> **Entries provided**:
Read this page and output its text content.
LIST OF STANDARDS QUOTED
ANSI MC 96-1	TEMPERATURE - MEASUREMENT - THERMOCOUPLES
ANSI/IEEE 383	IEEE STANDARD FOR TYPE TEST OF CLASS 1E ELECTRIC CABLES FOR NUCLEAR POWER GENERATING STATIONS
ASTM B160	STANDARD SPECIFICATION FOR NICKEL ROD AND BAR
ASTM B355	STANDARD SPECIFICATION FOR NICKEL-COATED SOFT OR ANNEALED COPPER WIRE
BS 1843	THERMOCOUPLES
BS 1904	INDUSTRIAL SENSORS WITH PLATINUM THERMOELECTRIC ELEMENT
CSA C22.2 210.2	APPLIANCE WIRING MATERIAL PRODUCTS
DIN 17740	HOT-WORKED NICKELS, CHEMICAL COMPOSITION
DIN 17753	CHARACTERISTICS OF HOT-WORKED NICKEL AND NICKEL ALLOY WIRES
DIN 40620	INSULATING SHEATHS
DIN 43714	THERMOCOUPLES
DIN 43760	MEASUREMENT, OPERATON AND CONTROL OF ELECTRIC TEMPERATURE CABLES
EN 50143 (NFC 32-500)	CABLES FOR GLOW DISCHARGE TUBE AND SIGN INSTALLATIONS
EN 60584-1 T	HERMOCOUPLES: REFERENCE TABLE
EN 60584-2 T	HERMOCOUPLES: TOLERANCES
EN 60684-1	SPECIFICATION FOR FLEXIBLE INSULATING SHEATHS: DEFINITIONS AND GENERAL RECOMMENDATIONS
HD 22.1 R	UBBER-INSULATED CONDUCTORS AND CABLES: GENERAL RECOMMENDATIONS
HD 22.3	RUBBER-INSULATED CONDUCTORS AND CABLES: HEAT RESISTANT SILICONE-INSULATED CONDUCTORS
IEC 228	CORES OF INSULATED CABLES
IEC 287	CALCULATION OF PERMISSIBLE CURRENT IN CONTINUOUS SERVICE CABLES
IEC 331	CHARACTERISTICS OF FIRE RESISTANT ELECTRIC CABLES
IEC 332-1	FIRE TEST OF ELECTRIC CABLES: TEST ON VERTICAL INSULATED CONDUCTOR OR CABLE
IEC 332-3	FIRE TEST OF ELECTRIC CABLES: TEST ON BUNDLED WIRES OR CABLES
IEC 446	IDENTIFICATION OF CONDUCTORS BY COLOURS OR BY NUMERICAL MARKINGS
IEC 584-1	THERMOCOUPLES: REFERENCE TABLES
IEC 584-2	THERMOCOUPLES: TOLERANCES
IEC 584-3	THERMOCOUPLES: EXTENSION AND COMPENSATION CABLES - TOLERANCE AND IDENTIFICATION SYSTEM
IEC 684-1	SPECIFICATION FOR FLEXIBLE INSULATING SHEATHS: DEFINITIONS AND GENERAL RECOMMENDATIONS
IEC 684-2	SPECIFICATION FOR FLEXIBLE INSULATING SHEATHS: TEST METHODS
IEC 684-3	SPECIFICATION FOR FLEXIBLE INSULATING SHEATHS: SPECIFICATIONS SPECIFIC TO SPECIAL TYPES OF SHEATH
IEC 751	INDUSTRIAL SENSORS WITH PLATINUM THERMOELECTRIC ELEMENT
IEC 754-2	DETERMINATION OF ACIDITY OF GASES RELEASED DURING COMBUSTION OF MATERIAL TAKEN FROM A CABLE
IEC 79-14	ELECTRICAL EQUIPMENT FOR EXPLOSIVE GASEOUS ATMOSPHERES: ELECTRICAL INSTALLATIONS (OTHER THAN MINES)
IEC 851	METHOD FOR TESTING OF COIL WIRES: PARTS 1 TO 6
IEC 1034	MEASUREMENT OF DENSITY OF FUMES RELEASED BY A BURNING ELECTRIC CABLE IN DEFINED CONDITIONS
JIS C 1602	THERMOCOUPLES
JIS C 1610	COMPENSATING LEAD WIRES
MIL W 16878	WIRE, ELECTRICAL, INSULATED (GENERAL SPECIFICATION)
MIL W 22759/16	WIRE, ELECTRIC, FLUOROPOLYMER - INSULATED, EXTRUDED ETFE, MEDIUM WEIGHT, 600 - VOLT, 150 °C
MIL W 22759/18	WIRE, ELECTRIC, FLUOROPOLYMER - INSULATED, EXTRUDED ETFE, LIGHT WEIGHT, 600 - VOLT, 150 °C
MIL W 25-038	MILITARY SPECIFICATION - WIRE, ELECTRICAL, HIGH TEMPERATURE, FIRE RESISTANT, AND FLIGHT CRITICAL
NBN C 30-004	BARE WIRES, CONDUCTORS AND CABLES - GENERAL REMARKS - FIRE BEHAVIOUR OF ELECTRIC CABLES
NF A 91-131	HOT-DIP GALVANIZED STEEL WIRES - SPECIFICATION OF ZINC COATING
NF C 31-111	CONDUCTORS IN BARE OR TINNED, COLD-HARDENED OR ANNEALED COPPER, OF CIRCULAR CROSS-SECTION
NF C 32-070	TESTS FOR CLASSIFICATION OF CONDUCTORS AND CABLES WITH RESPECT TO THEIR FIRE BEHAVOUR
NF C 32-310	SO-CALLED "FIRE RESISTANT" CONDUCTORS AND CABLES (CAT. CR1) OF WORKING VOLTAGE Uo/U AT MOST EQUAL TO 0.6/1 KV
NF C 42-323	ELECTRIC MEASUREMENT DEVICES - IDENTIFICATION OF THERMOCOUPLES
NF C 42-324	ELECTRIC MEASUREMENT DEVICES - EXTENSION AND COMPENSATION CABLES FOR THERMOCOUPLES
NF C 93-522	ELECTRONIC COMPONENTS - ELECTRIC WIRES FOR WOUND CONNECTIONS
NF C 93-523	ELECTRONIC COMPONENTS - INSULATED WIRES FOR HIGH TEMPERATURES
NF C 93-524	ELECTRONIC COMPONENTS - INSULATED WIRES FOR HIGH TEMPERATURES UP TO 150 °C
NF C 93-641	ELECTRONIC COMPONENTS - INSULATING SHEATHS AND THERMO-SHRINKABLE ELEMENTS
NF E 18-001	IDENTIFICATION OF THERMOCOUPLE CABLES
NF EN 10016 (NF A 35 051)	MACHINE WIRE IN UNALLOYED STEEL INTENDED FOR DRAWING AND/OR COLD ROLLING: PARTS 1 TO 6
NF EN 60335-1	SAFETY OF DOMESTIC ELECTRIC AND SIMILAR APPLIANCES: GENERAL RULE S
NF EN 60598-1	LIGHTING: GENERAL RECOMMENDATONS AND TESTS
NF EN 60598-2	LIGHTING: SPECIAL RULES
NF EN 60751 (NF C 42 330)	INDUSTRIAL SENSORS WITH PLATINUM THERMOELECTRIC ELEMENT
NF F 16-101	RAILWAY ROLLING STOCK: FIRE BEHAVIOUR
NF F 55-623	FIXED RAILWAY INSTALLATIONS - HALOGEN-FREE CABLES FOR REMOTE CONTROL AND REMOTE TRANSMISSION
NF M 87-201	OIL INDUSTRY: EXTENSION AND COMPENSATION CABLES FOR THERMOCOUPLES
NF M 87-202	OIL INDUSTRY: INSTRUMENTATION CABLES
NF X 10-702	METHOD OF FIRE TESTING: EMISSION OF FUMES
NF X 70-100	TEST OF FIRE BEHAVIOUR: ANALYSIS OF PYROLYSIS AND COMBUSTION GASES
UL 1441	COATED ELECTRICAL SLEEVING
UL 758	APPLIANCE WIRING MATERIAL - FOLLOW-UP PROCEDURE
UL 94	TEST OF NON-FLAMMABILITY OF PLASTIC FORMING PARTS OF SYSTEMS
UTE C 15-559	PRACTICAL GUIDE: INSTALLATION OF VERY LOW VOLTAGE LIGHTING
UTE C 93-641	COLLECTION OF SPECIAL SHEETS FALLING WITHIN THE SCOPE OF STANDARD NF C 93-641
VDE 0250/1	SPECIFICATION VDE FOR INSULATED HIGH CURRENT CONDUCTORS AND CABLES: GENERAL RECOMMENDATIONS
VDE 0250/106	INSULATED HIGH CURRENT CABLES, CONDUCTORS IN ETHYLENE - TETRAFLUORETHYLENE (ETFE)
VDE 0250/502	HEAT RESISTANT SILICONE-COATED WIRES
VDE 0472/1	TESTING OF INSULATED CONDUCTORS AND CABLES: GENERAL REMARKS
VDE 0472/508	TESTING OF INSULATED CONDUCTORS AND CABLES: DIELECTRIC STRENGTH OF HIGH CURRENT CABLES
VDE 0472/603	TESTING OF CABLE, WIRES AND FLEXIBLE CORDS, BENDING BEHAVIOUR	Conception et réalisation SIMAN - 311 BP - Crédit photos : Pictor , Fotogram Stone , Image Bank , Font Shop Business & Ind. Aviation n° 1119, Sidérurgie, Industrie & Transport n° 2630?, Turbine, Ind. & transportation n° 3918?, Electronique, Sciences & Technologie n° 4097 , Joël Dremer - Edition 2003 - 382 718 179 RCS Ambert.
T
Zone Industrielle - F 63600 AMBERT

> **Instructions to follow**: Your answer should be a single number: the count of lines that contain "SHEATHS".

> **Problem solution**: 6